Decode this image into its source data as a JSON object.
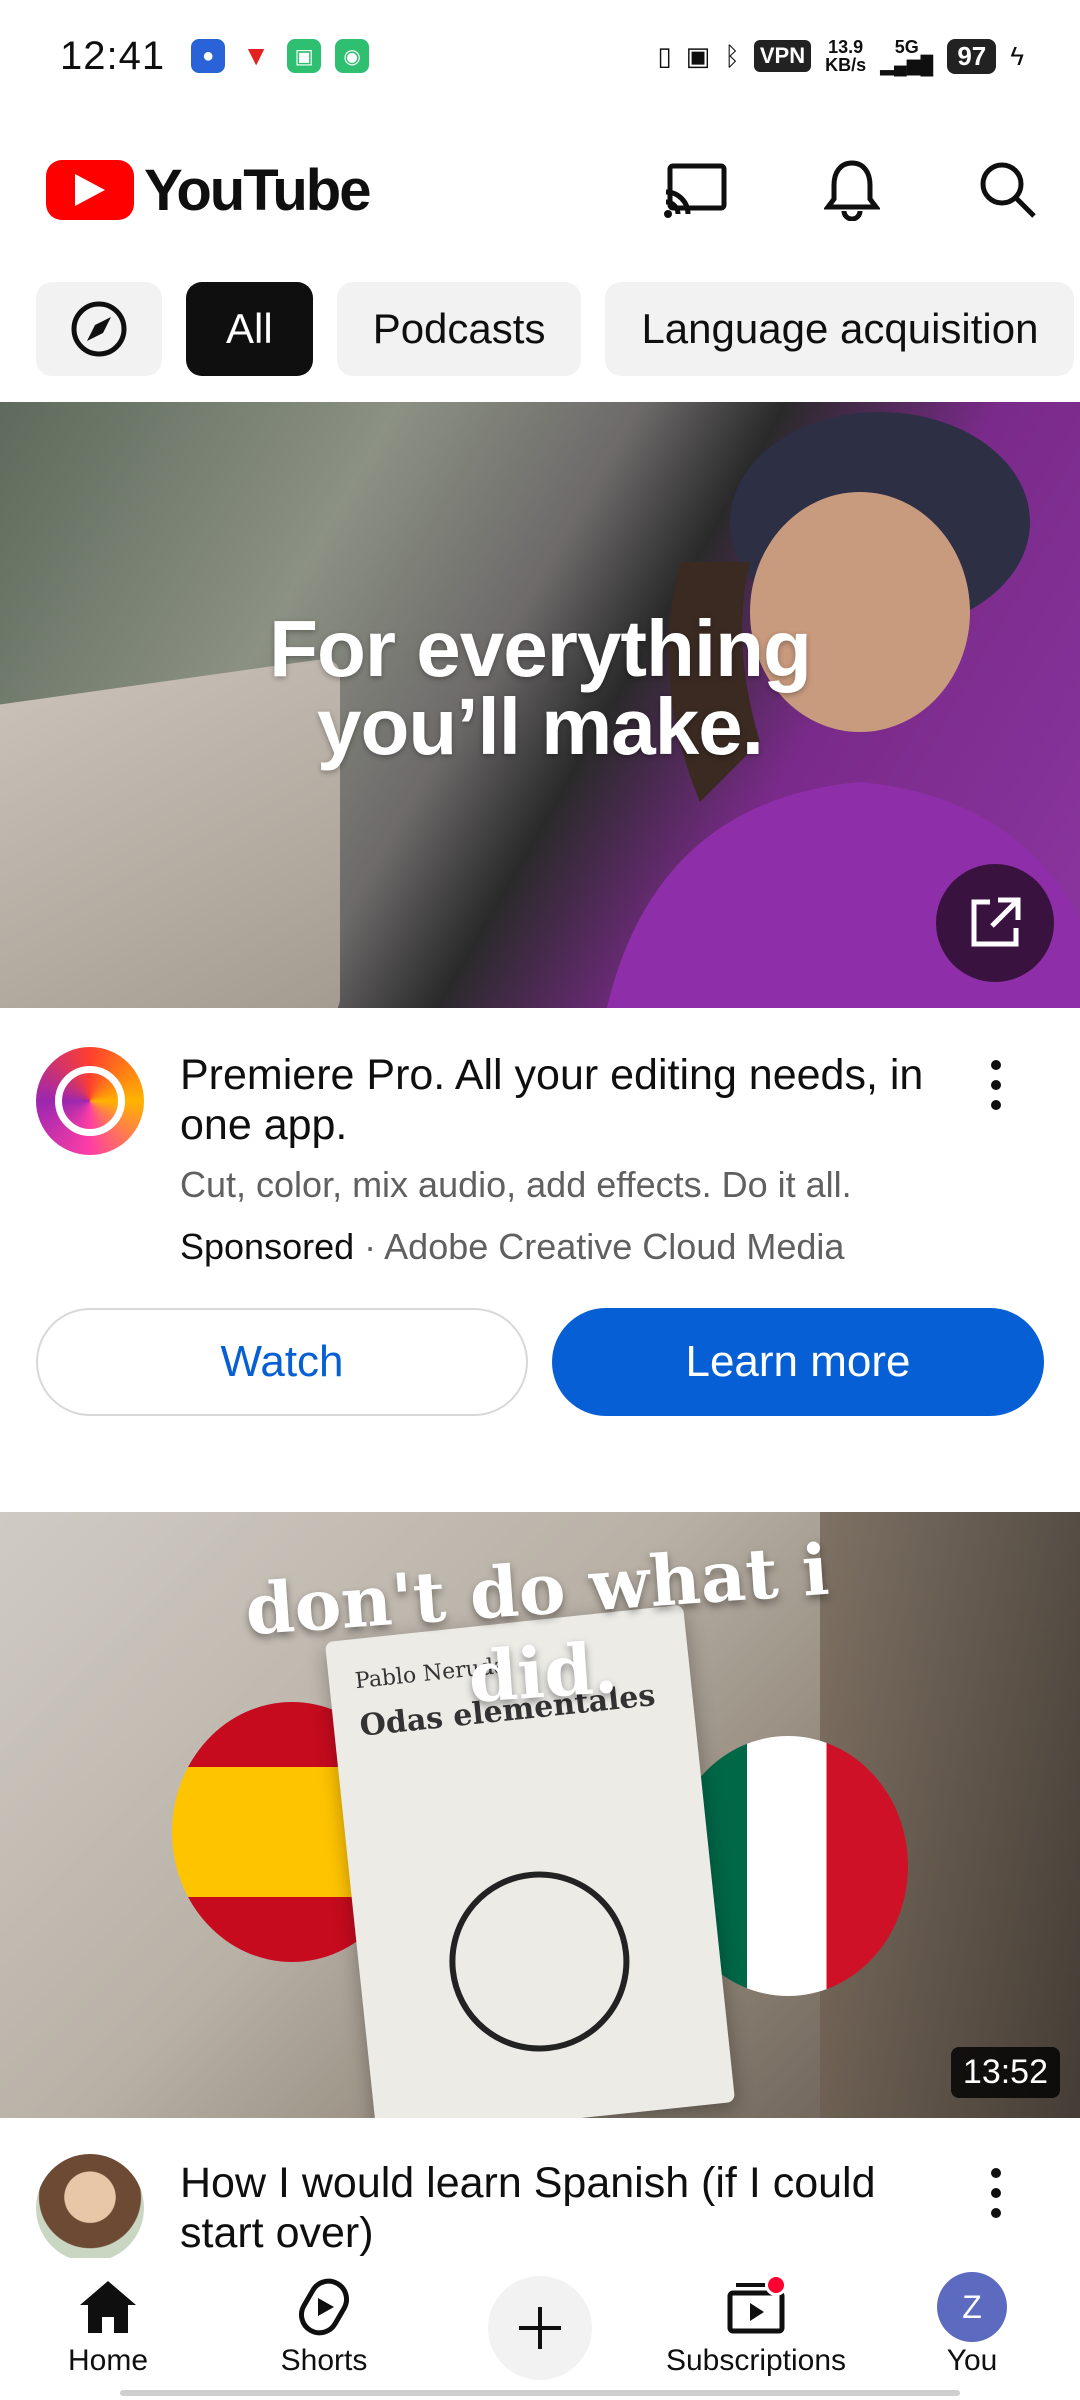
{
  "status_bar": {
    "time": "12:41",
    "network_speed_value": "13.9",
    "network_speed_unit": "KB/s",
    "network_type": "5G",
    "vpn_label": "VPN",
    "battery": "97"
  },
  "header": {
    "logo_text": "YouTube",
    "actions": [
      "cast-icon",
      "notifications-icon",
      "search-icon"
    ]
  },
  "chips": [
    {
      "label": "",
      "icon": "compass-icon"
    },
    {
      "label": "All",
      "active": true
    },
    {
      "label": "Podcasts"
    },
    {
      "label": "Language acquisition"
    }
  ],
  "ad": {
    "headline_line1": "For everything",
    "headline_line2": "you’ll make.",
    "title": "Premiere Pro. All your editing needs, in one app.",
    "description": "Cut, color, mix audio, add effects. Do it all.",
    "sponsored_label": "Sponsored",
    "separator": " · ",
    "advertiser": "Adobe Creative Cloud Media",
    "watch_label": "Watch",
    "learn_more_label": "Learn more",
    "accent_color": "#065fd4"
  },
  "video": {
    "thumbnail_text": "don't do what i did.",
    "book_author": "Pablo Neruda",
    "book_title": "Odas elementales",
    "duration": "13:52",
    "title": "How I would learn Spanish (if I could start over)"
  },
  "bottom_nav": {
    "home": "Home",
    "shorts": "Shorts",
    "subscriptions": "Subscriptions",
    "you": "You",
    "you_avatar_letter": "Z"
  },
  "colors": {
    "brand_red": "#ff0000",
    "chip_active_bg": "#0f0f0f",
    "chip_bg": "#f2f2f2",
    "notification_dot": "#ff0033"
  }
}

________________________________________

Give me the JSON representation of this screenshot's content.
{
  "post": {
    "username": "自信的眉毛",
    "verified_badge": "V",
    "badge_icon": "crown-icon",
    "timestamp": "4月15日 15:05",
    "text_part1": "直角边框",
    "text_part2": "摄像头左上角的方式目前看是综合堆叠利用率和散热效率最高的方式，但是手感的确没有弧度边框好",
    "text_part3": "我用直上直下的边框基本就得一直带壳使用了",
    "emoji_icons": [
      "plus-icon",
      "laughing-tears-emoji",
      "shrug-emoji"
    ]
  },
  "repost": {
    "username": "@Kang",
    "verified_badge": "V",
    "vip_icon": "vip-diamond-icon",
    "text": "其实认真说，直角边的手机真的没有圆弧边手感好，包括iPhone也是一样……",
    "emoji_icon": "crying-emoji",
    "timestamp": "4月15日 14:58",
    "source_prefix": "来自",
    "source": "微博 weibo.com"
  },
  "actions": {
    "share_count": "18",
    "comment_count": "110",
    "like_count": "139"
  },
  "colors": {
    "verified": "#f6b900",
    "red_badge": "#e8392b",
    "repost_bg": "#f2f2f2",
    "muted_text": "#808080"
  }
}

________________________________________

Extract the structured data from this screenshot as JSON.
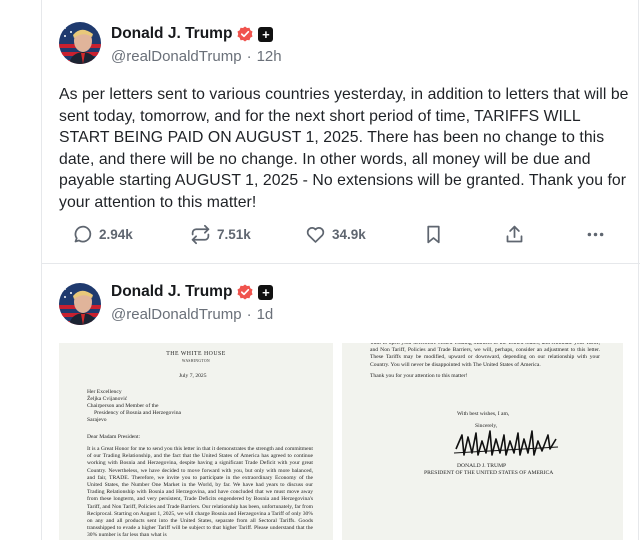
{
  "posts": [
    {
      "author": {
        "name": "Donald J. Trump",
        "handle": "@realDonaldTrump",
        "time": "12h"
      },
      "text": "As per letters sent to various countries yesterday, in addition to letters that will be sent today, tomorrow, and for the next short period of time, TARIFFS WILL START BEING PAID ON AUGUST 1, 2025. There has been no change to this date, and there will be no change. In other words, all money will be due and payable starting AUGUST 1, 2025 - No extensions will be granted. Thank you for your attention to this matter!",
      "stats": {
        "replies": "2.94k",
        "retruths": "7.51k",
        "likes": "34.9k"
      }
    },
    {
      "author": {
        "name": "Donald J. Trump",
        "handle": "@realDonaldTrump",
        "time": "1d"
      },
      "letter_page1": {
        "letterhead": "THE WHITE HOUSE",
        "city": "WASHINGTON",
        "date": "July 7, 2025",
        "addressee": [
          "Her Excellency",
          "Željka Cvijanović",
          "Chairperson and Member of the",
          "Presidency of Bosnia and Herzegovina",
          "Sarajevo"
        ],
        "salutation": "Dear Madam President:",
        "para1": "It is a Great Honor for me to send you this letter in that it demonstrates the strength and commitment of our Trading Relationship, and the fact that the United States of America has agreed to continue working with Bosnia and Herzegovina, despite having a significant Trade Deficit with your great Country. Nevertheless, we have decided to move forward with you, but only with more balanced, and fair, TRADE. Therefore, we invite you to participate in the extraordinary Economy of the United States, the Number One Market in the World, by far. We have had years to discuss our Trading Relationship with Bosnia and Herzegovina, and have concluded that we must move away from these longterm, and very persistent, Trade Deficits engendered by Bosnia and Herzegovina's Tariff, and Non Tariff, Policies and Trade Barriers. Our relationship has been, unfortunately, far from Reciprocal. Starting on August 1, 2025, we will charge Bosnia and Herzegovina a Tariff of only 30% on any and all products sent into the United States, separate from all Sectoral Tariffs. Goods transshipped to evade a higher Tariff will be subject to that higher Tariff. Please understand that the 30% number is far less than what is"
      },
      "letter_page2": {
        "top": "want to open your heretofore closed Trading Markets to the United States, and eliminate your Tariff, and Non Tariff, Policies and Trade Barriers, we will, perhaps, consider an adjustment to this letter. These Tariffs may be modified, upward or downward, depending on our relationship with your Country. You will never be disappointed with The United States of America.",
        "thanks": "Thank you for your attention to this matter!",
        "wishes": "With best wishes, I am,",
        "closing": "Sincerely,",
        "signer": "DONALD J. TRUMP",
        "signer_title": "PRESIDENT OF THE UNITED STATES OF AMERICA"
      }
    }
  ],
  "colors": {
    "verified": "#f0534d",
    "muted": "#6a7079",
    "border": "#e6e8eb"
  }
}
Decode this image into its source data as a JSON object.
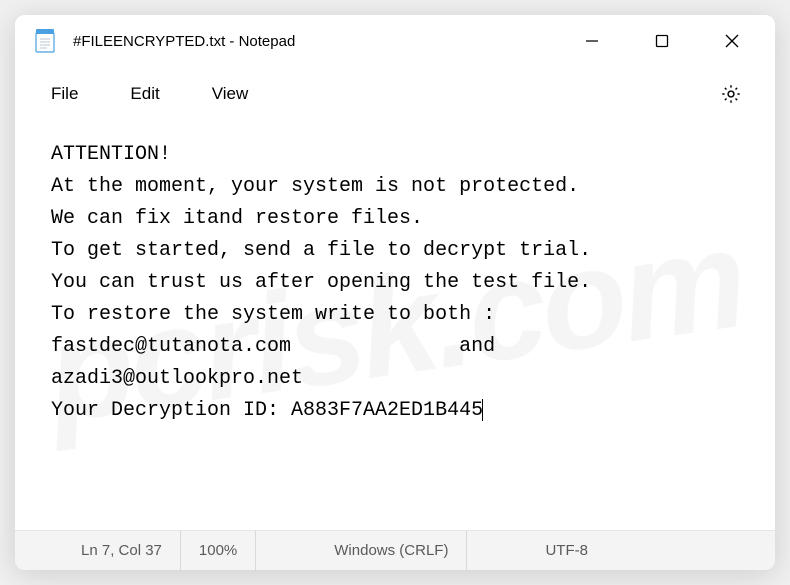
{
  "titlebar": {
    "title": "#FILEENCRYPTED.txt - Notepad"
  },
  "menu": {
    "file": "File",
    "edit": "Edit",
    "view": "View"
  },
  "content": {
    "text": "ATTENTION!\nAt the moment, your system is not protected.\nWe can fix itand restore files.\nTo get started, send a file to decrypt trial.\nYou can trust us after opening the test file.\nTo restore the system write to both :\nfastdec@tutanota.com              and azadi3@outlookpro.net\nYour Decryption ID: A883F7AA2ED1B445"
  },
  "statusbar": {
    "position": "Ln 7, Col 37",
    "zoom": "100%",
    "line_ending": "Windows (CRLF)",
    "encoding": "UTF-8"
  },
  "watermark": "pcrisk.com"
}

________________________________________

• Written task
Report all lines of the data that include the word "JSON".

• Finished answer
Decode this image into its source data as a JSON object.
Give me the JSON representation of this screenshot's content.
Extract the structured data from this screenshot as JSON.
Decode this image into its source data as a JSON object.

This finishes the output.